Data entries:
-- BEGIN --

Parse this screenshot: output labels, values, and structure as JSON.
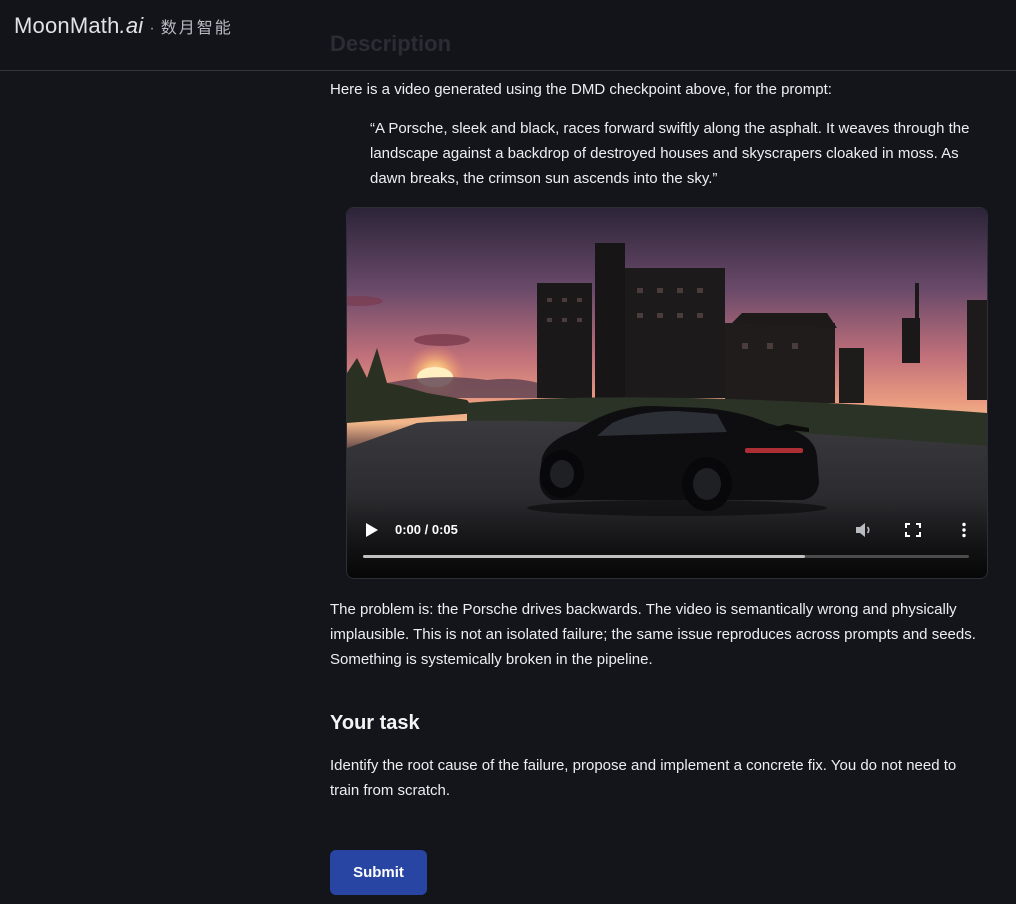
{
  "header": {
    "logo_text_main": "MoonMath",
    "logo_text_suffix": ".ai",
    "logo_separator": "·",
    "logo_text_cn": "数月智能",
    "faded_heading": "Description"
  },
  "content": {
    "intro": "Here is a video generated using the DMD checkpoint above, for the prompt:",
    "quote": "“A Porsche, sleek and black, races forward swiftly along the asphalt. It weaves through the landscape against a backdrop of destroyed houses and skyscrapers cloaked in moss. As dawn breaks, the crimson sun ascends into the sky.”",
    "video": {
      "time_display": "0:00 / 0:05",
      "buffered_fraction": 0.73,
      "icons": [
        "play-icon",
        "volume-icon",
        "fullscreen-icon",
        "more-options-icon"
      ]
    },
    "problem": "The problem is: the Porsche drives backwards. The video is semantically wrong and physically implausible. This is not an isolated failure; the same issue reproduces across prompts and seeds. Something is systemically broken in the pipeline.",
    "task_heading": "Your task",
    "task_text": "Identify the root cause of the failure, propose and implement a concrete fix. You do not need to train from scratch.",
    "submit_label": "Submit"
  },
  "colors": {
    "background": "#13151b",
    "accent": "#2845a3",
    "text": "#eceef2"
  }
}
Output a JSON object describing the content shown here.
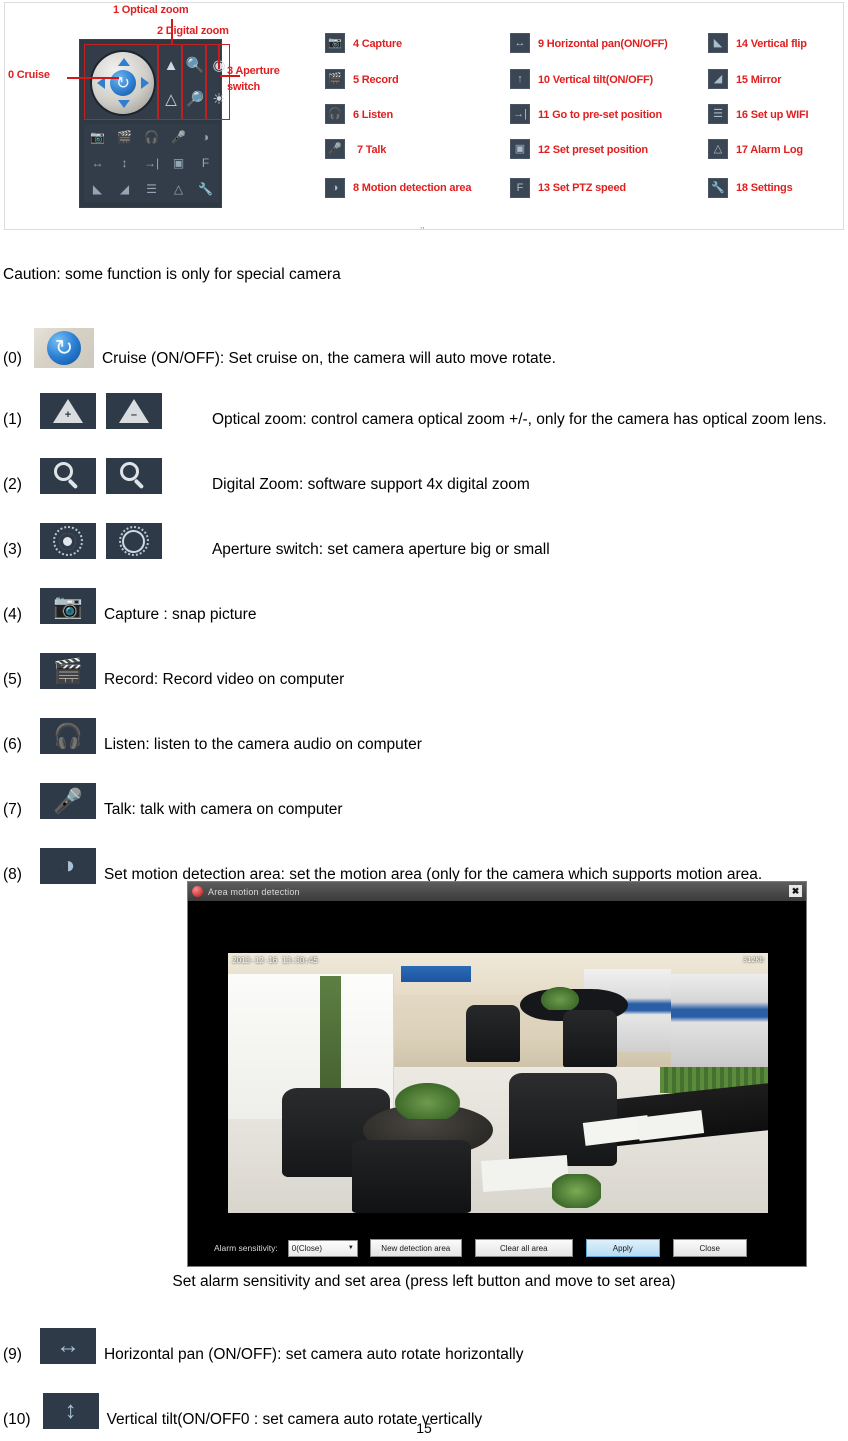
{
  "figure": {
    "left_labels": [
      {
        "id": "0",
        "text": "0 Cruise"
      },
      {
        "id": "1",
        "text": "1 Optical zoom"
      },
      {
        "id": "2",
        "text": "2 Digital zoom"
      },
      {
        "id": "3a",
        "text": "3 Aperture"
      },
      {
        "id": "3b",
        "text": "switch"
      }
    ],
    "column2": [
      {
        "num": "4",
        "text": "4 Capture",
        "icon": "camera-icon"
      },
      {
        "num": "5",
        "text": "5 Record",
        "icon": "clapperboard-icon"
      },
      {
        "num": "6",
        "text": "6 Listen",
        "icon": "headphones-icon"
      },
      {
        "num": "7",
        "text": "7 Talk",
        "icon": "microphone-icon"
      },
      {
        "num": "8",
        "text": "8 Motion detection area",
        "icon": "motion-radar-icon"
      }
    ],
    "column3": [
      {
        "num": "9",
        "text": "9 Horizontal pan(ON/OFF)",
        "icon": "horizontal-arrows-icon"
      },
      {
        "num": "10",
        "text": "10 Vertical tilt(ON/OFF)",
        "icon": "vertical-arrow-icon"
      },
      {
        "num": "11",
        "text": "11 Go to pre-set position",
        "icon": "goto-preset-icon"
      },
      {
        "num": "12",
        "text": "12 Set preset position",
        "icon": "set-preset-icon"
      },
      {
        "num": "13",
        "text": "13 Set PTZ speed",
        "icon": "ptz-speed-icon"
      }
    ],
    "column4": [
      {
        "num": "14",
        "text": "14 Vertical flip",
        "icon": "vertical-flip-icon"
      },
      {
        "num": "15",
        "text": "15 Mirror",
        "icon": "mirror-icon"
      },
      {
        "num": "16",
        "text": "16 Set up WIFI",
        "icon": "wifi-icon"
      },
      {
        "num": "17",
        "text": "17 Alarm Log",
        "icon": "alarm-warning-icon"
      },
      {
        "num": "18",
        "text": "18 Settings",
        "icon": "wrench-icon"
      }
    ],
    "label_color": "#e02020",
    "panel_bg": "#2f3944"
  },
  "body": {
    "caution": "Caution: some function is only for special camera",
    "entries": [
      {
        "num": "(0)",
        "desc": "Cruise (ON/OFF): Set cruise on, the camera will auto move rotate."
      },
      {
        "num": "(1)",
        "desc": "Optical zoom: control camera optical zoom +/-, only for the camera has optical zoom lens."
      },
      {
        "num": "(2)",
        "desc": "Digital Zoom: software support 4x digital zoom"
      },
      {
        "num": "(3)",
        "desc": "Aperture switch: set camera aperture big or small"
      },
      {
        "num": "(4)",
        "desc": "Capture : snap picture"
      },
      {
        "num": "(5)",
        "desc": "Record: Record video on computer"
      },
      {
        "num": "(6)",
        "desc": "Listen: listen to the camera audio on computer"
      },
      {
        "num": "(7)",
        "desc": "Talk: talk with camera on computer"
      },
      {
        "num": "(8)",
        "desc": "Set motion detection area: set the motion area (only for the camera which supports motion area."
      },
      {
        "num": "(9)",
        "desc": "Horizontal pan (ON/OFF): set camera auto rotate horizontally"
      },
      {
        "num": "(10)",
        "desc": "Vertical tilt(ON/OFF0 : set camera auto rotate vertically"
      }
    ]
  },
  "dialog": {
    "title": "Area motion detection",
    "close_glyph": "✖",
    "video": {
      "timestamp": "2013-12-16 13:30:45",
      "bitrate": "312Kb"
    },
    "toolbar": {
      "sensitivity_label": "Alarm sensitivity:",
      "sensitivity_value": "0(Close)",
      "sensitivity_options": [
        "0(Close)"
      ],
      "new_area_button": "New detection area",
      "clear_area_button": "Clear all area",
      "apply_button": "Apply",
      "close_button": "Close"
    }
  },
  "dialog_caption": "Set alarm sensitivity and set area (press left button and move to set area)",
  "page_number": "15",
  "figure_tick": "‚‚"
}
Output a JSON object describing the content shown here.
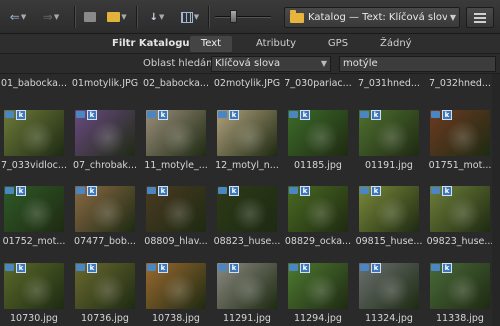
{
  "toolbar": {
    "path": "Katalog — Text: Klíčová slova — motýle"
  },
  "filter": {
    "label": "Filtr Katalogu:",
    "options": [
      "Text",
      "Atributy",
      "GPS",
      "Žádný"
    ],
    "active": "Text"
  },
  "search": {
    "area_label": "Oblast hledání:",
    "area_value": "Klíčová slova",
    "query": "motýle"
  },
  "grid": {
    "top_row": [
      "01_babocka...",
      "01motylik.JPG",
      "02_babocka...",
      "02motylik.JPG",
      "7_030pariac...",
      "7_031hned...",
      "7_032hned..."
    ],
    "rows": [
      {
        "captions": [
          "7_033vidloc...",
          "07_chrobak...",
          "11_motyle_...",
          "12_motyl_n...",
          "01185.jpg",
          "01191.jpg",
          "01751_mot..."
        ],
        "colors": [
          "#6d7a3a",
          "#6a4a82",
          "#9a8e7a",
          "#b0a17e",
          "#3d6b2a",
          "#4f7030",
          "#6c3a22"
        ]
      },
      {
        "captions": [
          "01752_mot...",
          "07477_bob...",
          "08809_hlav...",
          "08823_huse...",
          "08829_ocka...",
          "09815_huse...",
          "09823_huse..."
        ],
        "colors": [
          "#2f5a27",
          "#8a6a45",
          "#4a3a22",
          "#2c3a18",
          "#4a6a22",
          "#7a8a3a",
          "#6f7f3a"
        ]
      },
      {
        "captions": [
          "10730.jpg",
          "10736.jpg",
          "10738.jpg",
          "11291.jpg",
          "11294.jpg",
          "11324.jpg",
          "11338.jpg"
        ],
        "colors": [
          "#5a6a2a",
          "#6a6a30",
          "#9a6a30",
          "#8a8a80",
          "#4e7a32",
          "#6a7070",
          "#4a6a3a"
        ]
      }
    ]
  }
}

-- END --

**Set problem**. Find the lines holding "position" and list every one.

**Answer to this problem**.
        "text": "11 Go to pre-set position",
        "text": "12 Set preset position",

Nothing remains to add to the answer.